THE REQUEST → With the pictures omitted, write out the entries that follow exactly as they stand.

SUPPLIED RECORDS →
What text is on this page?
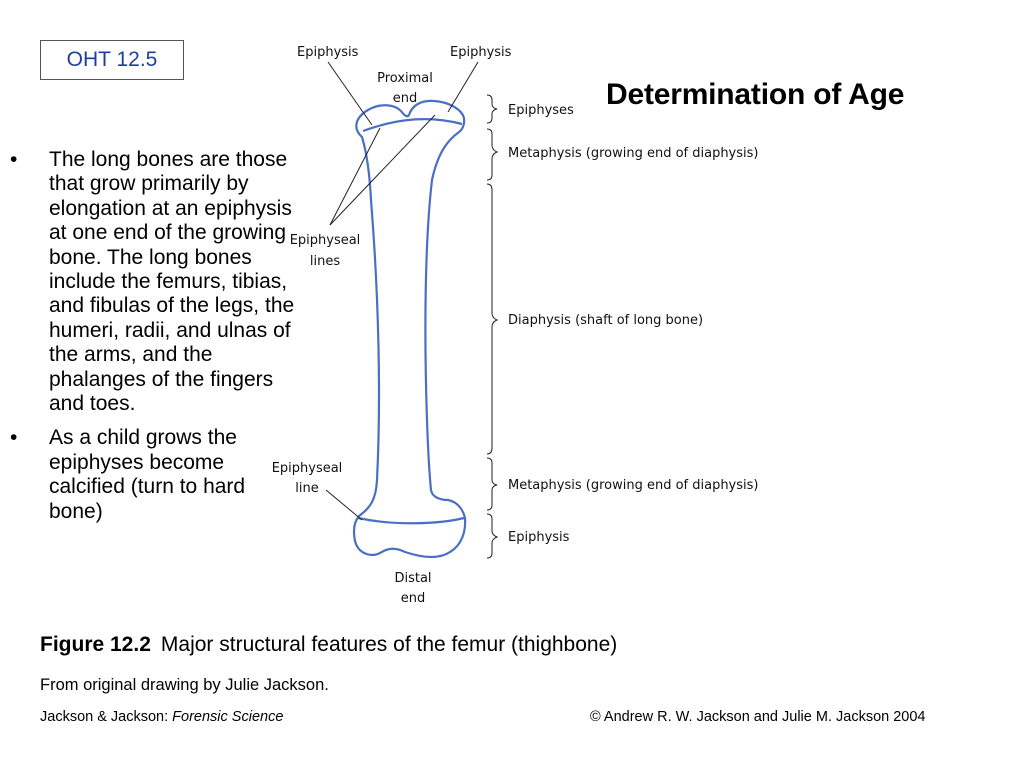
OHT 12.5
Determination of Age
•	The long bones are those that grow primarily by elongation at an epiphysis at one end of the growing bone. The long bones include the femurs, tibias, and fibulas of the legs, the humeri, radii, and ulnas of the arms, and the phalanges of the fingers and toes.
•	As a child grows the epiphyses become calcified (turn to hard bone)
Epiphysis	Epiphysis
Proximal
end
Epiphyseal
lines
Epiphyseal
line
Distal
end
Epiphyses
Metaphysis (growing end of diaphysis)
Diaphysis (shaft of long bone)
Metaphysis (growing end of diaphysis)
Epiphysis
Figure 12.2 Major structural features of the femur (thighbone)
From original drawing by Julie Jackson.
Jackson & Jackson: Forensic Science	© Andrew R. W. Jackson and Julie M. Jackson 2004
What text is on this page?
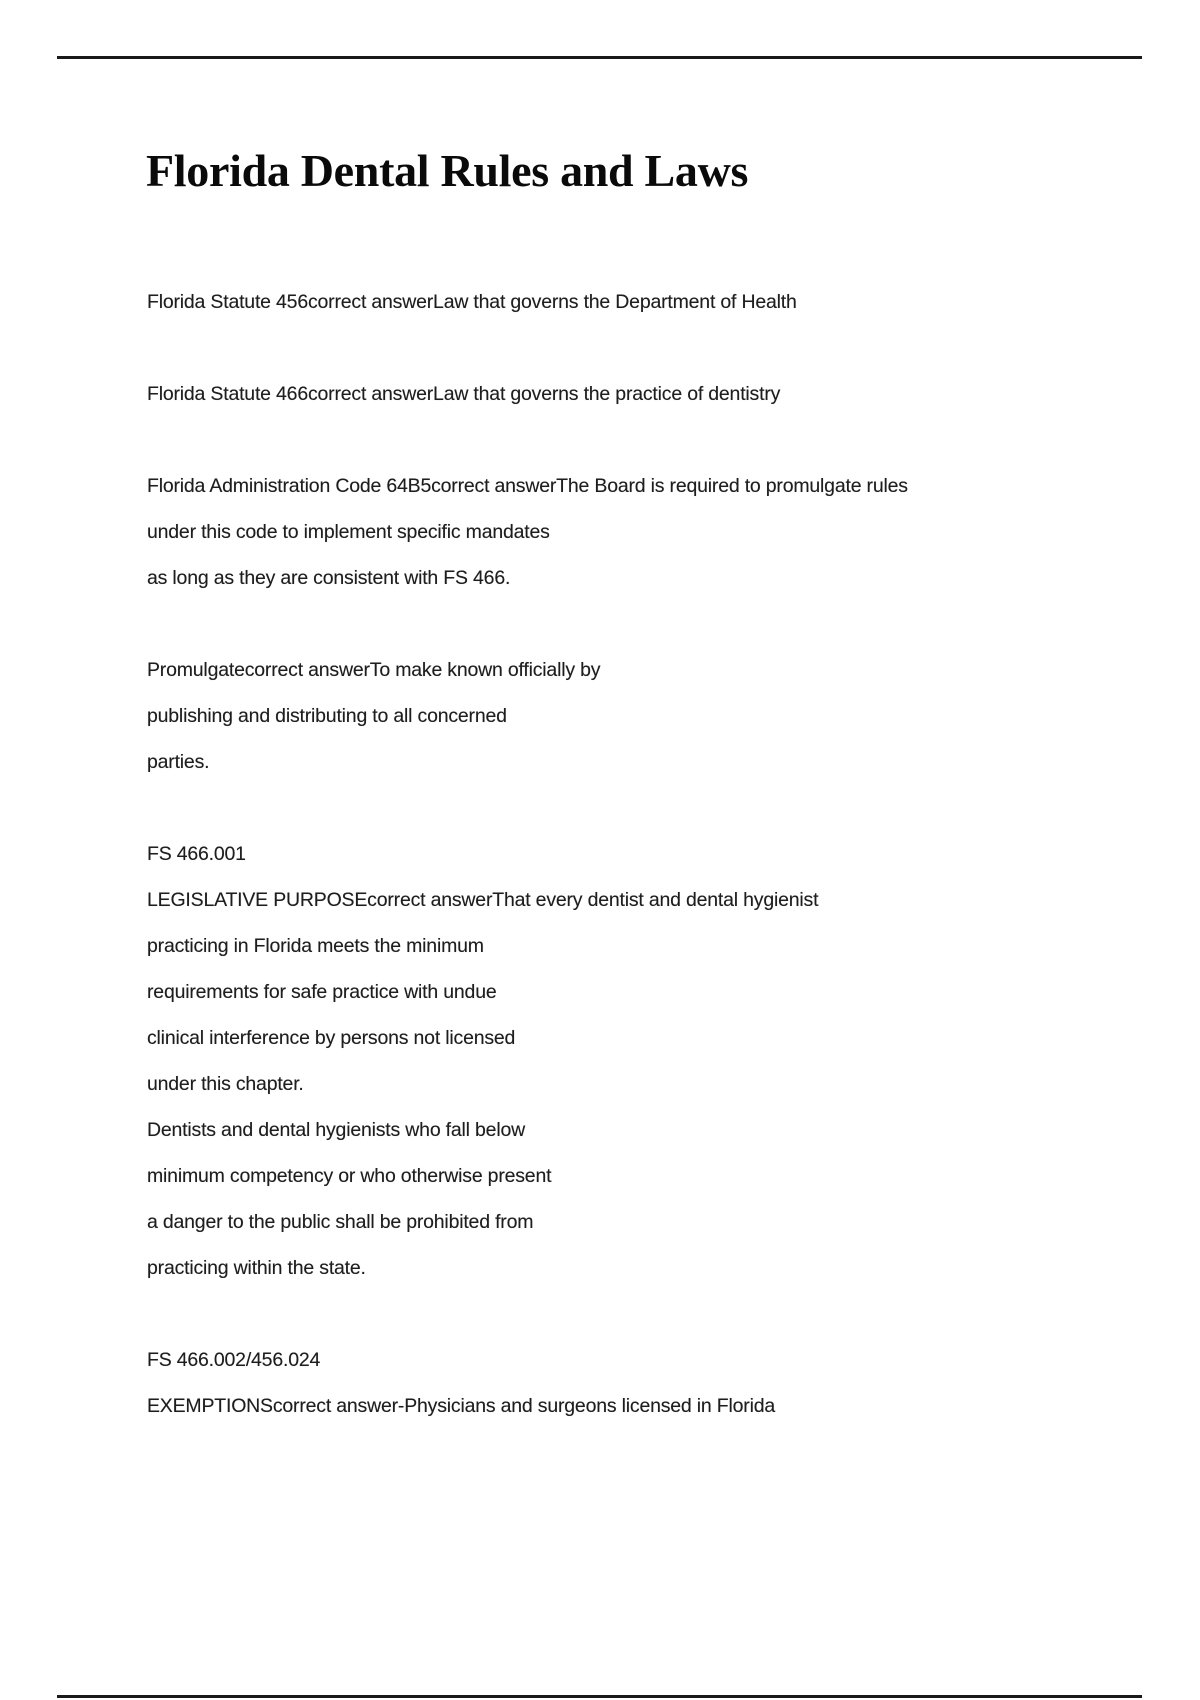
Florida Dental Rules and Laws

Florida Statute 456correct answerLaw that governs the Department of Health

Florida Statute 466correct answerLaw that governs the practice of dentistry

Florida Administration Code 64B5correct answerThe Board is required to promulgate rules
under this code to implement specific mandates
as long as they are consistent with FS 466.

Promulgatecorrect answerTo make known officially by
publishing and distributing to all concerned
parties.

FS 466.001
LEGISLATIVE PURPOSEcorrect answerThat every dentist and dental hygienist
practicing in Florida meets the minimum
requirements for safe practice with undue
clinical interference by persons not licensed
under this chapter.
Dentists and dental hygienists who fall below
minimum competency or who otherwise present
a danger to the public shall be prohibited from
practicing within the state.

FS 466.002/456.024
EXEMPTIONScorrect answer-Physicians and surgeons licensed in Florida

OUTPUT FOR THIS EXERCISE →
What text is on this page?
OHT 12.5
Determination of Age
•	The long bones are those that grow primarily by elongation at an epiphysis at one end of the growing bone. The long bones include the femurs, tibias, and fibulas of the legs, the humeri, radii, and ulnas of the arms, and the phalanges of the fingers and toes.
•	As a child grows the epiphyses become calcified (turn to hard bone)
Epiphysis	Epiphysis
Proximal
end
Epiphyseal
lines
Epiphyseal
line
Distal
end
Epiphyses
Metaphysis (growing end of diaphysis)
Diaphysis (shaft of long bone)
Metaphysis (growing end of diaphysis)
Epiphysis
Figure 12.2 Major structural features of the femur (thighbone)
From original drawing by Julie Jackson.
Jackson & Jackson: Forensic Science	© Andrew R. W. Jackson and Julie M. Jackson 2004
What text is on this page?
Florida Dental Rules and Laws

Florida Statute 456correct answerLaw that governs the Department of Health

Florida Statute 466correct answerLaw that governs the practice of dentistry

Florida Administration Code 64B5correct answerThe Board is required to promulgate rules
under this code to implement specific mandates
as long as they are consistent with FS 466.

Promulgatecorrect answerTo make known officially by
publishing and distributing to all concerned
parties.

FS 466.001
LEGISLATIVE PURPOSEcorrect answerThat every dentist and dental hygienist
practicing in Florida meets the minimum
requirements for safe practice with undue
clinical interference by persons not licensed
under this chapter.
Dentists and dental hygienists who fall below
minimum competency or who otherwise present
a danger to the public shall be prohibited from
practicing within the state.

FS 466.002/456.024
EXEMPTIONScorrect answer-Physicians and surgeons licensed in Florida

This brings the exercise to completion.